▼
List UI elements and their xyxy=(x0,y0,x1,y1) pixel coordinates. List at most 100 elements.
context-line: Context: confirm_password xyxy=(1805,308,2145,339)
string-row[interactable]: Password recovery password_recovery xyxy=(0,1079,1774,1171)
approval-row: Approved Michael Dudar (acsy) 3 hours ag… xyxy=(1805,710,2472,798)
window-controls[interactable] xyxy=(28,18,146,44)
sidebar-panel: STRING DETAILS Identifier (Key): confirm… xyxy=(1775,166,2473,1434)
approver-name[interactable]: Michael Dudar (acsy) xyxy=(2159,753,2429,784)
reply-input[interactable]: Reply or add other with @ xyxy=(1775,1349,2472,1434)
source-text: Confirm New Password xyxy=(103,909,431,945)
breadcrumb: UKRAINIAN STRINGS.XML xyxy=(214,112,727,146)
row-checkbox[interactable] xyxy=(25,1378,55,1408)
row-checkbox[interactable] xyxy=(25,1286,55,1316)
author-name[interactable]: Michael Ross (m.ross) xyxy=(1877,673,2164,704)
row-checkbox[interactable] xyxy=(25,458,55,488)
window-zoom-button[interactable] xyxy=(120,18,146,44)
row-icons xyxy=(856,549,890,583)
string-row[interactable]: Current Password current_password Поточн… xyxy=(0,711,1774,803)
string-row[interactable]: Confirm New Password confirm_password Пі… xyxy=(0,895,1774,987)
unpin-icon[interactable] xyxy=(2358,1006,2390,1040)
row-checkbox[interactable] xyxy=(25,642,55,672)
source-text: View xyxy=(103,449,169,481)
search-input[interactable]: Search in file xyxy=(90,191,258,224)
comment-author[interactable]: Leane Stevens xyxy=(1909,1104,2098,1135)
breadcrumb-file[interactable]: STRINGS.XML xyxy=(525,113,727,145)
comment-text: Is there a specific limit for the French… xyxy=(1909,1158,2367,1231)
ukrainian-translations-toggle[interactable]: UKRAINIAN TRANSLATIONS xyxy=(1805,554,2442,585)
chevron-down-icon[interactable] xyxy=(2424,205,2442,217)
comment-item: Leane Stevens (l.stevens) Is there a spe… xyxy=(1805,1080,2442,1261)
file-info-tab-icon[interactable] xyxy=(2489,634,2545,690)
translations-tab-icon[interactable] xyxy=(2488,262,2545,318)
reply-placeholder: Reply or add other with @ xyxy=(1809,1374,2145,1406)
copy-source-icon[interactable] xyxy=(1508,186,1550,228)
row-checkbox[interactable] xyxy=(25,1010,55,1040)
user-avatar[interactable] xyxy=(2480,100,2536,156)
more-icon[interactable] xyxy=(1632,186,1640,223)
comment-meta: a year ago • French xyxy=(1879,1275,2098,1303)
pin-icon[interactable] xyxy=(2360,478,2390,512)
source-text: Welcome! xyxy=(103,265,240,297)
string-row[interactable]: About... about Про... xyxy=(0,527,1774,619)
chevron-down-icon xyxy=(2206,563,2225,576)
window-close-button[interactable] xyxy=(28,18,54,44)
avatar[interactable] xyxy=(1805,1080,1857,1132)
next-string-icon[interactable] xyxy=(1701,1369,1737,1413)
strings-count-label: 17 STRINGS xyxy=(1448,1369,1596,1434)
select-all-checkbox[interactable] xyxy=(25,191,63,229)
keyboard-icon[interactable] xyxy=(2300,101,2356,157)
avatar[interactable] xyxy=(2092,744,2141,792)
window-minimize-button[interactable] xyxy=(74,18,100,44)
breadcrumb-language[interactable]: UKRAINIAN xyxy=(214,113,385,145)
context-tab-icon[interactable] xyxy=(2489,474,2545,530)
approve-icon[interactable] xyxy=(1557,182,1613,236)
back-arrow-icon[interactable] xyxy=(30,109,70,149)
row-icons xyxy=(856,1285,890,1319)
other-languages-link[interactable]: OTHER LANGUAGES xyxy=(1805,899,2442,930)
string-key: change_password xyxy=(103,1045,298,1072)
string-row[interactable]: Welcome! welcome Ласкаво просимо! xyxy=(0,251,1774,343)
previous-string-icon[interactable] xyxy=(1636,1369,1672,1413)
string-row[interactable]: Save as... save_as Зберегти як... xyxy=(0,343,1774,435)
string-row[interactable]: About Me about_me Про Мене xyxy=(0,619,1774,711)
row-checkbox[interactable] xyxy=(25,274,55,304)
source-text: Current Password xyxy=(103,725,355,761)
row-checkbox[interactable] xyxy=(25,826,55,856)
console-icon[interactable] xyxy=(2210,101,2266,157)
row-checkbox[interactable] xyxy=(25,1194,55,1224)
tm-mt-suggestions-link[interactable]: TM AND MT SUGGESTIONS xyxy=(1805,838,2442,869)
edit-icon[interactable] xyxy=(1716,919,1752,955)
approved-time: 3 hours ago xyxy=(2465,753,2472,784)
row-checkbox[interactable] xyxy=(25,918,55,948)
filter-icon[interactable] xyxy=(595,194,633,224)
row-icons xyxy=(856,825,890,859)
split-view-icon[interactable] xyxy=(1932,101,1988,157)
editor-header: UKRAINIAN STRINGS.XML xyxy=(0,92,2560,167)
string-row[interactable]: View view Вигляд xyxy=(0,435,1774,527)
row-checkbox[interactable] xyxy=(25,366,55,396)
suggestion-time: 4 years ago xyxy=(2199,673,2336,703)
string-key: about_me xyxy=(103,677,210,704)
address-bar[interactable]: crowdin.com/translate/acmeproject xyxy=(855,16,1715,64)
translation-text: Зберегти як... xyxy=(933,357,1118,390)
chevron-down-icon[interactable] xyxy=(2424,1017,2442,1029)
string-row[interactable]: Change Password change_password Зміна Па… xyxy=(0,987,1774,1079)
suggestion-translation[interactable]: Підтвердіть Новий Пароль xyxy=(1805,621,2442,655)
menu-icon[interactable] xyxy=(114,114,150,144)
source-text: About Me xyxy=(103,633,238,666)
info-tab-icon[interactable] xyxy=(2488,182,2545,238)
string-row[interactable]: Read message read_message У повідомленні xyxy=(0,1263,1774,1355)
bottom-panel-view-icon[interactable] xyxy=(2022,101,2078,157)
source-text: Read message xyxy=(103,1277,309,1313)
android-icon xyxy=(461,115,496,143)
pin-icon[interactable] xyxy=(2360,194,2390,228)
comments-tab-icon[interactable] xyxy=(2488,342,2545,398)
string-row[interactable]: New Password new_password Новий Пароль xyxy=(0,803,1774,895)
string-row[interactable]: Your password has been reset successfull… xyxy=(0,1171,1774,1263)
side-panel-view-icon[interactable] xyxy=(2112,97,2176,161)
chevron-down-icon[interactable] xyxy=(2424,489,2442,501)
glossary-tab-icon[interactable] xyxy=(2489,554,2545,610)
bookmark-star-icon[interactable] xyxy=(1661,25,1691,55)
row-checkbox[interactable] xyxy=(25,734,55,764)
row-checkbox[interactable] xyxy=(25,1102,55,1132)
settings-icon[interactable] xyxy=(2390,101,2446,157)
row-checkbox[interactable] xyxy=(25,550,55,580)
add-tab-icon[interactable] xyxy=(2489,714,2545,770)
▲
- **Aim of the exercise**
Copy the records above line for line, changing nothing.

- **Result of this exercise**
List UI elements and their xyxy=(x0,y0,x1,y1) pixel coordinates. List at most 100 elements.
context-line: Context: confirm_password xyxy=(1805,308,2145,339)
string-row[interactable]: Password recovery password_recovery xyxy=(0,1079,1774,1171)
approval-row: Approved Michael Dudar (acsy) 3 hours ag… xyxy=(1805,710,2472,798)
window-controls[interactable] xyxy=(28,18,146,44)
sidebar-panel: STRING DETAILS Identifier (Key): confirm… xyxy=(1775,166,2473,1434)
approver-name[interactable]: Michael Dudar (acsy) xyxy=(2159,753,2429,784)
reply-input[interactable]: Reply or add other with @ xyxy=(1775,1349,2472,1434)
source-text: Confirm New Password xyxy=(103,909,431,945)
breadcrumb: UKRAINIAN STRINGS.XML xyxy=(214,112,727,146)
row-checkbox[interactable] xyxy=(25,1378,55,1408)
row-checkbox[interactable] xyxy=(25,1286,55,1316)
author-name[interactable]: Michael Ross (m.ross) xyxy=(1877,673,2164,704)
row-checkbox[interactable] xyxy=(25,458,55,488)
window-zoom-button[interactable] xyxy=(120,18,146,44)
row-icons xyxy=(856,549,890,583)
string-row[interactable]: Current Password current_password Поточн… xyxy=(0,711,1774,803)
string-row[interactable]: Confirm New Password confirm_password Пі… xyxy=(0,895,1774,987)
unpin-icon[interactable] xyxy=(2358,1006,2390,1040)
row-checkbox[interactable] xyxy=(25,642,55,672)
source-text: View xyxy=(103,449,169,481)
search-input[interactable]: Search in file xyxy=(90,191,258,224)
comment-author[interactable]: Leane Stevens xyxy=(1909,1104,2098,1135)
breadcrumb-file[interactable]: STRINGS.XML xyxy=(525,113,727,145)
comment-text: Is there a specific limit for the French… xyxy=(1909,1158,2367,1231)
ukrainian-translations-toggle[interactable]: UKRAINIAN TRANSLATIONS xyxy=(1805,554,2442,585)
chevron-down-icon[interactable] xyxy=(2424,205,2442,217)
comment-item: Leane Stevens (l.stevens) Is there a spe… xyxy=(1805,1080,2442,1261)
file-info-tab-icon[interactable] xyxy=(2489,634,2545,690)
translations-tab-icon[interactable] xyxy=(2488,262,2545,318)
reply-placeholder: Reply or add other with @ xyxy=(1809,1374,2145,1406)
copy-source-icon[interactable] xyxy=(1508,186,1550,228)
row-checkbox[interactable] xyxy=(25,1010,55,1040)
user-avatar[interactable] xyxy=(2480,100,2536,156)
more-icon[interactable] xyxy=(1632,186,1640,223)
comment-meta: a year ago • French xyxy=(1879,1275,2098,1303)
pin-icon[interactable] xyxy=(2360,478,2390,512)
source-text: Welcome! xyxy=(103,265,240,297)
string-row[interactable]: About... about Про... xyxy=(0,527,1774,619)
chevron-down-icon xyxy=(2206,563,2225,576)
window-close-button[interactable] xyxy=(28,18,54,44)
avatar[interactable] xyxy=(1805,1080,1857,1132)
next-string-icon[interactable] xyxy=(1701,1369,1737,1413)
strings-count-label: 17 STRINGS xyxy=(1448,1369,1596,1434)
select-all-checkbox[interactable] xyxy=(25,191,63,229)
keyboard-icon[interactable] xyxy=(2300,101,2356,157)
avatar[interactable] xyxy=(2092,744,2141,792)
window-minimize-button[interactable] xyxy=(74,18,100,44)
breadcrumb-language[interactable]: UKRAINIAN xyxy=(214,113,385,145)
context-tab-icon[interactable] xyxy=(2489,474,2545,530)
approve-icon[interactable] xyxy=(1557,182,1613,236)
back-arrow-icon[interactable] xyxy=(30,109,70,149)
row-icons xyxy=(856,1285,890,1319)
other-languages-link[interactable]: OTHER LANGUAGES xyxy=(1805,899,2442,930)
string-key: change_password xyxy=(103,1045,298,1072)
string-row[interactable]: Welcome! welcome Ласкаво просимо! xyxy=(0,251,1774,343)
previous-string-icon[interactable] xyxy=(1636,1369,1672,1413)
string-row[interactable]: Save as... save_as Зберегти як... xyxy=(0,343,1774,435)
string-row[interactable]: About Me about_me Про Мене xyxy=(0,619,1774,711)
row-checkbox[interactable] xyxy=(25,274,55,304)
source-text: Current Password xyxy=(103,725,355,761)
row-checkbox[interactable] xyxy=(25,826,55,856)
console-icon[interactable] xyxy=(2210,101,2266,157)
row-checkbox[interactable] xyxy=(25,1194,55,1224)
tm-mt-suggestions-link[interactable]: TM AND MT SUGGESTIONS xyxy=(1805,838,2442,869)
edit-icon[interactable] xyxy=(1716,919,1752,955)
approved-time: 3 hours ago xyxy=(2465,753,2472,784)
row-checkbox[interactable] xyxy=(25,918,55,948)
filter-icon[interactable] xyxy=(595,194,633,224)
row-icons xyxy=(856,825,890,859)
split-view-icon[interactable] xyxy=(1932,101,1988,157)
editor-header: UKRAINIAN STRINGS.XML xyxy=(0,92,2560,167)
string-row[interactable]: View view Вигляд xyxy=(0,435,1774,527)
row-checkbox[interactable] xyxy=(25,366,55,396)
suggestion-time: 4 years ago xyxy=(2199,673,2336,703)
string-key: about_me xyxy=(103,677,210,704)
address-bar[interactable]: crowdin.com/translate/acmeproject xyxy=(855,16,1715,64)
translation-text: Зберегти як... xyxy=(933,357,1118,390)
chevron-down-icon[interactable] xyxy=(2424,1017,2442,1029)
string-row[interactable]: Change Password change_password Зміна Па… xyxy=(0,987,1774,1079)
suggestion-translation[interactable]: Підтвердіть Новий Пароль xyxy=(1805,621,2442,655)
menu-icon[interactable] xyxy=(114,114,150,144)
source-text: About Me xyxy=(103,633,238,666)
info-tab-icon[interactable] xyxy=(2488,182,2545,238)
string-row[interactable]: Read message read_message У повідомленні xyxy=(0,1263,1774,1355)
bottom-panel-view-icon[interactable] xyxy=(2022,101,2078,157)
source-text: Read message xyxy=(103,1277,309,1313)
android-icon xyxy=(461,115,496,143)
pin-icon[interactable] xyxy=(2360,194,2390,228)
comments-tab-icon[interactable] xyxy=(2488,342,2545,398)
string-row[interactable]: New Password new_password Новий Пароль xyxy=(0,803,1774,895)
string-row[interactable]: Your password has been reset successfull… xyxy=(0,1171,1774,1263)
side-panel-view-icon[interactable] xyxy=(2112,97,2176,161)
chevron-down-icon[interactable] xyxy=(2424,489,2442,501)
glossary-tab-icon[interactable] xyxy=(2489,554,2545,610)
bookmark-star-icon[interactable] xyxy=(1661,25,1691,55)
row-checkbox[interactable] xyxy=(25,734,55,764)
row-checkbox[interactable] xyxy=(25,1102,55,1132)
settings-icon[interactable] xyxy=(2390,101,2446,157)
row-checkbox[interactable] xyxy=(25,550,55,580)
add-tab-icon[interactable] xyxy=(2489,714,2545,770)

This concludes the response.